:: Stated task ::
Wherever a line below holds the word "rising", copy that line.
===
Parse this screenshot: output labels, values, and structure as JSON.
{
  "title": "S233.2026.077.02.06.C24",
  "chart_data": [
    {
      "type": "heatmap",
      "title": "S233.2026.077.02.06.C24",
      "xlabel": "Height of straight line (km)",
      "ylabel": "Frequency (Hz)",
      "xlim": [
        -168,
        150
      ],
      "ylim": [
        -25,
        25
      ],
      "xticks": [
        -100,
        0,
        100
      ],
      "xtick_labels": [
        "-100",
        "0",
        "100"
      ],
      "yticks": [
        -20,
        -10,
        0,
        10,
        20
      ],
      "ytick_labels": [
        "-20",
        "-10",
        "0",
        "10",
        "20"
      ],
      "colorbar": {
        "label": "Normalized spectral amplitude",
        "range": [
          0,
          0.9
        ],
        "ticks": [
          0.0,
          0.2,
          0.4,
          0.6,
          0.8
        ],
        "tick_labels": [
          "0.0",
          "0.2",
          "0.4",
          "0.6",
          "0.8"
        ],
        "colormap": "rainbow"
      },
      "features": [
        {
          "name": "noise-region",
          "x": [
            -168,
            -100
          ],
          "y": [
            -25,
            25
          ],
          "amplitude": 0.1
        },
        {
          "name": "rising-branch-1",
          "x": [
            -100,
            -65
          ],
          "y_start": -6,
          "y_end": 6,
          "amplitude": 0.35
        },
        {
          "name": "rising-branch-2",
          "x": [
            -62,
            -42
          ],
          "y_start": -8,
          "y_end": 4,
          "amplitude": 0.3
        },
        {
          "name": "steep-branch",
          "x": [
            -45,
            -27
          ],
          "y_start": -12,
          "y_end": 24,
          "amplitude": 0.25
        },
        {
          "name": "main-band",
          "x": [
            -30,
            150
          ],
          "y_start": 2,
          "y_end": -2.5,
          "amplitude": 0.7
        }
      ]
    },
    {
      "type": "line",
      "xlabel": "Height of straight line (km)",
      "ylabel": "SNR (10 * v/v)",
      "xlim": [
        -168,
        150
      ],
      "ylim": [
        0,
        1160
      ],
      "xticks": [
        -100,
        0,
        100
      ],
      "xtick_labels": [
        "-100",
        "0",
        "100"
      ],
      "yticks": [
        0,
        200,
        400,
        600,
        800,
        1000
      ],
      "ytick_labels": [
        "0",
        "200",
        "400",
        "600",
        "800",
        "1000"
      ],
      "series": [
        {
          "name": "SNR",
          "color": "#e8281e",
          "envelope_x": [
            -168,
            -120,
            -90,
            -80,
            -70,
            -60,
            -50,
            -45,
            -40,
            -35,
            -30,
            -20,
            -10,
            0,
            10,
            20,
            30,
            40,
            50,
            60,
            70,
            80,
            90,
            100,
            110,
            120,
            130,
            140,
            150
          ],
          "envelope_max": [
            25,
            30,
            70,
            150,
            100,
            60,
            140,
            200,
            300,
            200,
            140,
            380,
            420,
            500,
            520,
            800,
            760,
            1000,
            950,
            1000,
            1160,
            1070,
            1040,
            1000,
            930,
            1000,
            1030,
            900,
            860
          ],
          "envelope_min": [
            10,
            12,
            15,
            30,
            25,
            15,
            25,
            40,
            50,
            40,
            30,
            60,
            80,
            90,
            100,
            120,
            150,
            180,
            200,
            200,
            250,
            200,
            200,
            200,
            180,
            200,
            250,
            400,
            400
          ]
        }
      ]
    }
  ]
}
===
:: Result of the exercise ::
          "name": "rising-branch-1",
          "name": "rising-branch-2",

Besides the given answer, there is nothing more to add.